:: Work instructions ::
Locate the string "name" in the listing below. Copy every line where it is found.

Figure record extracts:
○ ○ ○ ○

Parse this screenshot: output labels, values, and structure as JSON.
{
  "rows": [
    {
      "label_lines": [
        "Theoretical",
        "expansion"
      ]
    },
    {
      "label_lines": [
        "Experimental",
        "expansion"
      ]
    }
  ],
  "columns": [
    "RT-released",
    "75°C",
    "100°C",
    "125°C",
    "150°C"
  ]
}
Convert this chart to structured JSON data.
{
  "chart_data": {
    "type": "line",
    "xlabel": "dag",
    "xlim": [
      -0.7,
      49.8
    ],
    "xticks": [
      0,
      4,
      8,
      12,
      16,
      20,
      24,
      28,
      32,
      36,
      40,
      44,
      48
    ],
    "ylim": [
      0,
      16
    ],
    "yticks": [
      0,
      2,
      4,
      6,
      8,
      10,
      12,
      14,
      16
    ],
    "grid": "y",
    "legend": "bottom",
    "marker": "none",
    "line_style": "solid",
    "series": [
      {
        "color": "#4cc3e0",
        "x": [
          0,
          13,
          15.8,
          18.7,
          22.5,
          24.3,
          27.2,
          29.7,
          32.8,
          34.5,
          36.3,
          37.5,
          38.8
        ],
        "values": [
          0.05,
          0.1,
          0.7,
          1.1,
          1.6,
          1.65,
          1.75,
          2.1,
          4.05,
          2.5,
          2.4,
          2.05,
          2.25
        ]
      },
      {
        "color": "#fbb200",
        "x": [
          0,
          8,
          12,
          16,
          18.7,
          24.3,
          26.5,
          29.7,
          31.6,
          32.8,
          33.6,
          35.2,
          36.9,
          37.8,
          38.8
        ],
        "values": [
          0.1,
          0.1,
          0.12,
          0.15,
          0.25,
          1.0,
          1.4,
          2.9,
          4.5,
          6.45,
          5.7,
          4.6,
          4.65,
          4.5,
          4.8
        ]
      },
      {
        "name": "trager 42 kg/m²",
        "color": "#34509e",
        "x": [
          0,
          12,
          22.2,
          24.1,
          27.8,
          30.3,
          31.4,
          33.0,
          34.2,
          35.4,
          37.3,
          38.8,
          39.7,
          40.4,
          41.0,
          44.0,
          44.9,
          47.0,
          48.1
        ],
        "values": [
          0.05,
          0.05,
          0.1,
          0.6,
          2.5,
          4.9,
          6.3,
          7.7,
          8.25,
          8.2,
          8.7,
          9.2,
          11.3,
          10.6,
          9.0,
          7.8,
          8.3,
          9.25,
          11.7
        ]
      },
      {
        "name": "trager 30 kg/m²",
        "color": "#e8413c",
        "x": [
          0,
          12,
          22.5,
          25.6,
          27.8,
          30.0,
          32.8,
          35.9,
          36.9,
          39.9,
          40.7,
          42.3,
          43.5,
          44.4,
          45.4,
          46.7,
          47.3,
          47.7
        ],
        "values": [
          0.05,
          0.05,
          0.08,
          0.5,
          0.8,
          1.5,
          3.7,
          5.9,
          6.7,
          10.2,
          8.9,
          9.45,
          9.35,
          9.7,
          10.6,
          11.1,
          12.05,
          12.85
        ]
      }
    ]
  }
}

○ ○ ○ ○

:: Written solution ::
        "name": "trager 42 kg/m²",
        "name": "trager 30 kg/m²",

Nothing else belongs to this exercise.